-- START OF RECORD SET --

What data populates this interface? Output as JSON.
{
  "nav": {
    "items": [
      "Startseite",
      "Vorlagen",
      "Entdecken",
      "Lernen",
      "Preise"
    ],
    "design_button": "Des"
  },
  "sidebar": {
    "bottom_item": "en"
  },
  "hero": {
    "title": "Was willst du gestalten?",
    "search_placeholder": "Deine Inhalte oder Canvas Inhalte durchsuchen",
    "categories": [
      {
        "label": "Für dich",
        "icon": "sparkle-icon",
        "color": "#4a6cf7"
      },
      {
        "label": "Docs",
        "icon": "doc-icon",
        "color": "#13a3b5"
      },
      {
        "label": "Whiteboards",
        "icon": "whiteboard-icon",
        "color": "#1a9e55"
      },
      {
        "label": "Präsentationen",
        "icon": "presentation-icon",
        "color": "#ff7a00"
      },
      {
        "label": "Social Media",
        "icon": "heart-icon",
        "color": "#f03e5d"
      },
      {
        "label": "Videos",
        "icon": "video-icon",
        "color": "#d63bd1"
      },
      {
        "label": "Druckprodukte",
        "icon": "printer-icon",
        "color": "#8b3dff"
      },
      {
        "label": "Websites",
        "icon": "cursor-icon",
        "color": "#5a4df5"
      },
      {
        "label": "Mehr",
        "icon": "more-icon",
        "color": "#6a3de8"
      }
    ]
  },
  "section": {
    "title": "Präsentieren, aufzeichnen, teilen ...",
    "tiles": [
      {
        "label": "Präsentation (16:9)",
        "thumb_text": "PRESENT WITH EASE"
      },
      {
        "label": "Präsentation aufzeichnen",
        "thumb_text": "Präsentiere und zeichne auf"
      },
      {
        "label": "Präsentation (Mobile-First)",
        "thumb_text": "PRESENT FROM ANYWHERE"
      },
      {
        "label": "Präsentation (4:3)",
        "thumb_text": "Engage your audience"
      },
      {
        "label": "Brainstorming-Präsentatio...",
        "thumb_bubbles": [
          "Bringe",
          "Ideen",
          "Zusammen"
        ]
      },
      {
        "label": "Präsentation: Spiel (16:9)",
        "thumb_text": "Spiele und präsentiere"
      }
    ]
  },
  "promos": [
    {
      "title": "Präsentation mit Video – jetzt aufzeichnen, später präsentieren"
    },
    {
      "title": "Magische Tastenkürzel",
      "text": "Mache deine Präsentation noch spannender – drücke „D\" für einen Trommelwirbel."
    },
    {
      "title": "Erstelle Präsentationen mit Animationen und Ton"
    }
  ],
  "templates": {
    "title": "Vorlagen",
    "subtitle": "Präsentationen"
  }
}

-- END OF RECORD SET --

Repeat the data exactly. Leave nothing out.

OUTPUT FOR THIS EXERCISE:
What data populates this interface? Output as JSON.
{
  "nav": {
    "items": [
      "Startseite",
      "Vorlagen",
      "Entdecken",
      "Lernen",
      "Preise"
    ],
    "design_button": "Des"
  },
  "sidebar": {
    "bottom_item": "en"
  },
  "hero": {
    "title": "Was willst du gestalten?",
    "search_placeholder": "Deine Inhalte oder Canvas Inhalte durchsuchen",
    "categories": [
      {
        "label": "Für dich",
        "icon": "sparkle-icon",
        "color": "#4a6cf7"
      },
      {
        "label": "Docs",
        "icon": "doc-icon",
        "color": "#13a3b5"
      },
      {
        "label": "Whiteboards",
        "icon": "whiteboard-icon",
        "color": "#1a9e55"
      },
      {
        "label": "Präsentationen",
        "icon": "presentation-icon",
        "color": "#ff7a00"
      },
      {
        "label": "Social Media",
        "icon": "heart-icon",
        "color": "#f03e5d"
      },
      {
        "label": "Videos",
        "icon": "video-icon",
        "color": "#d63bd1"
      },
      {
        "label": "Druckprodukte",
        "icon": "printer-icon",
        "color": "#8b3dff"
      },
      {
        "label": "Websites",
        "icon": "cursor-icon",
        "color": "#5a4df5"
      },
      {
        "label": "Mehr",
        "icon": "more-icon",
        "color": "#6a3de8"
      }
    ]
  },
  "section": {
    "title": "Präsentieren, aufzeichnen, teilen ...",
    "tiles": [
      {
        "label": "Präsentation (16:9)",
        "thumb_text": "PRESENT WITH EASE"
      },
      {
        "label": "Präsentation aufzeichnen",
        "thumb_text": "Präsentiere und zeichne auf"
      },
      {
        "label": "Präsentation (Mobile-First)",
        "thumb_text": "PRESENT FROM ANYWHERE"
      },
      {
        "label": "Präsentation (4:3)",
        "thumb_text": "Engage your audience"
      },
      {
        "label": "Brainstorming-Präsentatio...",
        "thumb_bubbles": [
          "Bringe",
          "Ideen",
          "Zusammen"
        ]
      },
      {
        "label": "Präsentation: Spiel (16:9)",
        "thumb_text": "Spiele und präsentiere"
      }
    ]
  },
  "promos": [
    {
      "title": "Präsentation mit Video – jetzt aufzeichnen, später präsentieren"
    },
    {
      "title": "Magische Tastenkürzel",
      "text": "Mache deine Präsentation noch spannender – drücke „D\" für einen Trommelwirbel."
    },
    {
      "title": "Erstelle Präsentationen mit Animationen und Ton"
    }
  ],
  "templates": {
    "title": "Vorlagen",
    "subtitle": "Präsentationen"
  }
}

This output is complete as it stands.